Stated goal » Below are records; work out how many of their lines contain "View" and give only that number.

╭─ Given data

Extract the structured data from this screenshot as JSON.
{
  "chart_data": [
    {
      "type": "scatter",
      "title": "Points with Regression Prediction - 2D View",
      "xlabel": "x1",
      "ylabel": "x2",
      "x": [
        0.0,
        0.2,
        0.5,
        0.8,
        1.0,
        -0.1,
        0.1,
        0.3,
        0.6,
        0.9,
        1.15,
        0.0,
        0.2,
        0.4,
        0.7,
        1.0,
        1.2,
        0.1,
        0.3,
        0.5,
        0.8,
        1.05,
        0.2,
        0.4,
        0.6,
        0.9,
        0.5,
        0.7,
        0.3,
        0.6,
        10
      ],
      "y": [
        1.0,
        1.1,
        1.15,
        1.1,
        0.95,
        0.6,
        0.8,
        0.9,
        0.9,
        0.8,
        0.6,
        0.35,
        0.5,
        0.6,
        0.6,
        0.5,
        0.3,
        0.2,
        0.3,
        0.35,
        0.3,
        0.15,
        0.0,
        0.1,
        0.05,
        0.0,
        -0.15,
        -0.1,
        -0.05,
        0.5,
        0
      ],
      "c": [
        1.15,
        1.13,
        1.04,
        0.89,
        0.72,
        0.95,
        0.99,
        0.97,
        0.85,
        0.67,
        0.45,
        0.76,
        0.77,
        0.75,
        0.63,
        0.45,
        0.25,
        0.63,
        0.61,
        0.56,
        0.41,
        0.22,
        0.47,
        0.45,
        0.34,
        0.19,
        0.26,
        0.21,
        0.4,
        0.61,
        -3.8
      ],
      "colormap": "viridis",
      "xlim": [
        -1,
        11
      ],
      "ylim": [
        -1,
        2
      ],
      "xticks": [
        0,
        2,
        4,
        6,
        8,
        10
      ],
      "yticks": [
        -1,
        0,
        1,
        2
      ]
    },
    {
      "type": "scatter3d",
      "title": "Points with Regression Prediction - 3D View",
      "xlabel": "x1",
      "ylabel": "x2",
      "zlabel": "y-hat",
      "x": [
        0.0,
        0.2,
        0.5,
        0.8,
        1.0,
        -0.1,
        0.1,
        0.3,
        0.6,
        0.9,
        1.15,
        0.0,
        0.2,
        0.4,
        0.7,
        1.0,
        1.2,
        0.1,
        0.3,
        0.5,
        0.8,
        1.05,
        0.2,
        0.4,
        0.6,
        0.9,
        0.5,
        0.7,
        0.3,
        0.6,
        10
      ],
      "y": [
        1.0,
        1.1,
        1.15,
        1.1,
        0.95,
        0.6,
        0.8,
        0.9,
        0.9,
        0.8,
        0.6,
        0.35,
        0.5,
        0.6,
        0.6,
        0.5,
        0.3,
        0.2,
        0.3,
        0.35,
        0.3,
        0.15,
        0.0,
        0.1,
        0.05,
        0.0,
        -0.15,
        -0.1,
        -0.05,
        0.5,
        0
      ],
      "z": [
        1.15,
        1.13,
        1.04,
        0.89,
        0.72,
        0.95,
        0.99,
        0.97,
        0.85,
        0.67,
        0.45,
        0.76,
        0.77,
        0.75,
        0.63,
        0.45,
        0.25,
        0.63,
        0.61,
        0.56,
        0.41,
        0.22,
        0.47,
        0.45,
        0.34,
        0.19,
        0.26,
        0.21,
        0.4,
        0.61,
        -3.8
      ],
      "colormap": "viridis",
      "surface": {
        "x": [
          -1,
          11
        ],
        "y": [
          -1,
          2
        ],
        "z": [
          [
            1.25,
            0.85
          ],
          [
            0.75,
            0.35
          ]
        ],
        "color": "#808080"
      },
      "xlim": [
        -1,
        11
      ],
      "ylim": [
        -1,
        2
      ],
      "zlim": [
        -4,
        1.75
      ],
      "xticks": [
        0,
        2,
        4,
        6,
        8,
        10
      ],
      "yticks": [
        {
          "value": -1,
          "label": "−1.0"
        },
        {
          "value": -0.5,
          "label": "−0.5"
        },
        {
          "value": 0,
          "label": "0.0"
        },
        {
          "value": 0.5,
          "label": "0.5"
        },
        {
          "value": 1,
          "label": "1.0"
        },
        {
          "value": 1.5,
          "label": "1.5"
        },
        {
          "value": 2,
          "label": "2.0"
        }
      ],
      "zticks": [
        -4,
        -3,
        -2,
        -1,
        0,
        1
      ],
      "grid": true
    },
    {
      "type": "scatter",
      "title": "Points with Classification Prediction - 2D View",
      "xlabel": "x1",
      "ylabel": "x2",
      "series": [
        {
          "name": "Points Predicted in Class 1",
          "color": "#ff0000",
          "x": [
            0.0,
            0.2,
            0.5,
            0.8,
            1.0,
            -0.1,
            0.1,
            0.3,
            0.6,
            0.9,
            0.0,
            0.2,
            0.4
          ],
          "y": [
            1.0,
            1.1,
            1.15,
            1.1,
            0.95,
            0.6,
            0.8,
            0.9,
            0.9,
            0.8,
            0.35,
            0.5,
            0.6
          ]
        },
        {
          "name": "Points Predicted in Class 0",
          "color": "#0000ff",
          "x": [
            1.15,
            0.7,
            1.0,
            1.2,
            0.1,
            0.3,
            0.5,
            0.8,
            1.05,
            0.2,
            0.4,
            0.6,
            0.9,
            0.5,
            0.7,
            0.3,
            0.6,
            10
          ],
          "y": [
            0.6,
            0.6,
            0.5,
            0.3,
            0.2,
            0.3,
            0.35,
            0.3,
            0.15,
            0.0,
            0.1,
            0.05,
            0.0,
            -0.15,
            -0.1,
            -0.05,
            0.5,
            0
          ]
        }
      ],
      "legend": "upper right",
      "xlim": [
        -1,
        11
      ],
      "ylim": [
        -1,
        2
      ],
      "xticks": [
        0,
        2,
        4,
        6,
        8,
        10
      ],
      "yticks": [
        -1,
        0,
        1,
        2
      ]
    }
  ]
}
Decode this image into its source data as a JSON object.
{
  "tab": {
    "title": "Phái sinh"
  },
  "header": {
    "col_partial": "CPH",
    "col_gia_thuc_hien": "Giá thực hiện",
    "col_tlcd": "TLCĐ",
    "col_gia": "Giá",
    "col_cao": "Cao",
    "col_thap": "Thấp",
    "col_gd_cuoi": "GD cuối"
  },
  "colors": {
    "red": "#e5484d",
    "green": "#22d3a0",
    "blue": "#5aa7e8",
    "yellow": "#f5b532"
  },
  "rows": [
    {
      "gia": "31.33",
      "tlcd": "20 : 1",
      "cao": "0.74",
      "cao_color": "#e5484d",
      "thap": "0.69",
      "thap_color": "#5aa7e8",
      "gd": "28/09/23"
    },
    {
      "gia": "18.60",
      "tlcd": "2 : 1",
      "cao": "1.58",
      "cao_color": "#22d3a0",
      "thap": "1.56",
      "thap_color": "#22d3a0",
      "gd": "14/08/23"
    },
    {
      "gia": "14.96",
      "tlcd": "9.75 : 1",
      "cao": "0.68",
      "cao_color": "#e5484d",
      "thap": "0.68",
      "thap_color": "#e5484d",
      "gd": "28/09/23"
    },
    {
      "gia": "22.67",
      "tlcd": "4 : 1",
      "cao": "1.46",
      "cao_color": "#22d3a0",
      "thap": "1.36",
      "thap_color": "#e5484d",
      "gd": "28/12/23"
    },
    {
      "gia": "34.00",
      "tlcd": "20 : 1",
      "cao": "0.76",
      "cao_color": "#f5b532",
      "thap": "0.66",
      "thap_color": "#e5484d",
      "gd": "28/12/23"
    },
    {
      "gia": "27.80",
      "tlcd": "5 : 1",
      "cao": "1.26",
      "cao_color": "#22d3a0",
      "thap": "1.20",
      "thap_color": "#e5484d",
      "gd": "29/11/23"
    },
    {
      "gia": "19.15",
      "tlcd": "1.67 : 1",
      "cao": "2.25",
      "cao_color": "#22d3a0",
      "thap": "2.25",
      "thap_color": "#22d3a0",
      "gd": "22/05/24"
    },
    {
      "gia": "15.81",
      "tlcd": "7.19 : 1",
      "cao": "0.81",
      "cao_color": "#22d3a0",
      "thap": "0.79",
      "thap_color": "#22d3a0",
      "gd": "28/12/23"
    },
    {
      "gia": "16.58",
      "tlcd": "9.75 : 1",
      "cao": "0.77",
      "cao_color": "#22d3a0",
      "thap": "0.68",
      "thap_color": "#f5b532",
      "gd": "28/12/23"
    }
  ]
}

╰─

Answer below » 3